** Start of Provided records **
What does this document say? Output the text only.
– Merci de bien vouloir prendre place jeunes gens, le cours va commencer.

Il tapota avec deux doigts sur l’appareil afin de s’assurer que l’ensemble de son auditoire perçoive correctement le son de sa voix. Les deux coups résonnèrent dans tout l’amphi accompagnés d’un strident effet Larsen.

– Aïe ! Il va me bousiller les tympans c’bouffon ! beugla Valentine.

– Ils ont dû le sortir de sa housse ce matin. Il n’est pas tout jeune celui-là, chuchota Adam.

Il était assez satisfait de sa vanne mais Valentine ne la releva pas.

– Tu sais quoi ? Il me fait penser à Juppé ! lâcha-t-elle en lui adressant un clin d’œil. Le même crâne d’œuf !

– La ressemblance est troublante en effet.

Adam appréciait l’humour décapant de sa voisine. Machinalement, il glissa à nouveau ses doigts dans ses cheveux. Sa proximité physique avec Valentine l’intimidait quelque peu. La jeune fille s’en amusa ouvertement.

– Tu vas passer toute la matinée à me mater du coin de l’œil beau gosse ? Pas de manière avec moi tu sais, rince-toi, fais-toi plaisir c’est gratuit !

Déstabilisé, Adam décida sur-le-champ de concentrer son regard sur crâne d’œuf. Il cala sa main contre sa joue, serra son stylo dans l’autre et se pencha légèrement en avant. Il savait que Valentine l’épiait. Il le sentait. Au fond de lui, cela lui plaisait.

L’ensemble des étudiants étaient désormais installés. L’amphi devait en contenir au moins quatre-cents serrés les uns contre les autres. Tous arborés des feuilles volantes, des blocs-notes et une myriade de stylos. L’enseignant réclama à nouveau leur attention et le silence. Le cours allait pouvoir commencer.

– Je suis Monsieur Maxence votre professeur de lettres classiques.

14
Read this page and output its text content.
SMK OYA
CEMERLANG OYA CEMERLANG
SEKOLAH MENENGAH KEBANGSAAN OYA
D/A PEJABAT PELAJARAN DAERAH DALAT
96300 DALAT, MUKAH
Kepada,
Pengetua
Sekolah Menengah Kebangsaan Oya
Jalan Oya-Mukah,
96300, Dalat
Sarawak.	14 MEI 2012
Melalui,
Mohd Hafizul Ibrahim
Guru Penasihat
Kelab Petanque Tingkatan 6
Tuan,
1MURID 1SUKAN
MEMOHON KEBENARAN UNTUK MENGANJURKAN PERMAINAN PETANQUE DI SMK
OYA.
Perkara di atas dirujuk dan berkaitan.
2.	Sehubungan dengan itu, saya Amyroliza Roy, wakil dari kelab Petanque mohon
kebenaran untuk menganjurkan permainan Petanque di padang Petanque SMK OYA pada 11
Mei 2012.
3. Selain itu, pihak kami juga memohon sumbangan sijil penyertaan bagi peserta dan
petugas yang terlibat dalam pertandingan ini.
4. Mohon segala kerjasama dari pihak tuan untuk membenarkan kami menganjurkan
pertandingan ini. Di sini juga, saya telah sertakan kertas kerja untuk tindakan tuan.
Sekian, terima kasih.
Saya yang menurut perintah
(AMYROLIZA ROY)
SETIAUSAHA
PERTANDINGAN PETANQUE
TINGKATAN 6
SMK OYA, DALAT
** End of Provided records **
Instructions to follow. Reproduce the listing above word for word.

Finished answer.
What does this document say? Output the text only.
– Merci de bien vouloir prendre place jeunes gens, le cours va commencer.

Il tapota avec deux doigts sur l’appareil afin de s’assurer que l’ensemble de son auditoire perçoive correctement le son de sa voix. Les deux coups résonnèrent dans tout l’amphi accompagnés d’un strident effet Larsen.

– Aïe ! Il va me bousiller les tympans c’bouffon ! beugla Valentine.

– Ils ont dû le sortir de sa housse ce matin. Il n’est pas tout jeune celui-là, chuchota Adam.

Il était assez satisfait de sa vanne mais Valentine ne la releva pas.

– Tu sais quoi ? Il me fait penser à Juppé ! lâcha-t-elle en lui adressant un clin d’œil. Le même crâne d’œuf !

– La ressemblance est troublante en effet.

Adam appréciait l’humour décapant de sa voisine. Machinalement, il glissa à nouveau ses doigts dans ses cheveux. Sa proximité physique avec Valentine l’intimidait quelque peu. La jeune fille s’en amusa ouvertement.

– Tu vas passer toute la matinée à me mater du coin de l’œil beau gosse ? Pas de manière avec moi tu sais, rince-toi, fais-toi plaisir c’est gratuit !

Déstabilisé, Adam décida sur-le-champ de concentrer son regard sur crâne d’œuf. Il cala sa main contre sa joue, serra son stylo dans l’autre et se pencha légèrement en avant. Il savait que Valentine l’épiait. Il le sentait. Au fond de lui, cela lui plaisait.

L’ensemble des étudiants étaient désormais installés. L’amphi devait en contenir au moins quatre-cents serrés les uns contre les autres. Tous arborés des feuilles volantes, des blocs-notes et une myriade de stylos. L’enseignant réclama à nouveau leur attention et le silence. Le cours allait pouvoir commencer.

– Je suis Monsieur Maxence votre professeur de lettres classiques.

14
Read this page and output its text content.
SMK OYA
CEMERLANG OYA CEMERLANG
SEKOLAH MENENGAH KEBANGSAAN OYA
D/A PEJABAT PELAJARAN DAERAH DALAT
96300 DALAT, MUKAH
Kepada,
Pengetua
Sekolah Menengah Kebangsaan Oya
Jalan Oya-Mukah,
96300, Dalat
Sarawak.	14 MEI 2012
Melalui,
Mohd Hafizul Ibrahim
Guru Penasihat
Kelab Petanque Tingkatan 6
Tuan,
1MURID 1SUKAN
MEMOHON KEBENARAN UNTUK MENGANJURKAN PERMAINAN PETANQUE DI SMK
OYA.
Perkara di atas dirujuk dan berkaitan.
2.	Sehubungan dengan itu, saya Amyroliza Roy, wakil dari kelab Petanque mohon
kebenaran untuk menganjurkan permainan Petanque di padang Petanque SMK OYA pada 11
Mei 2012.
3. Selain itu, pihak kami juga memohon sumbangan sijil penyertaan bagi peserta dan
petugas yang terlibat dalam pertandingan ini.
4. Mohon segala kerjasama dari pihak tuan untuk membenarkan kami menganjurkan
pertandingan ini. Di sini juga, saya telah sertakan kertas kerja untuk tindakan tuan.
Sekian, terima kasih.
Saya yang menurut perintah
(AMYROLIZA ROY)
SETIAUSAHA
PERTANDINGAN PETANQUE
TINGKATAN 6
SMK OYA, DALAT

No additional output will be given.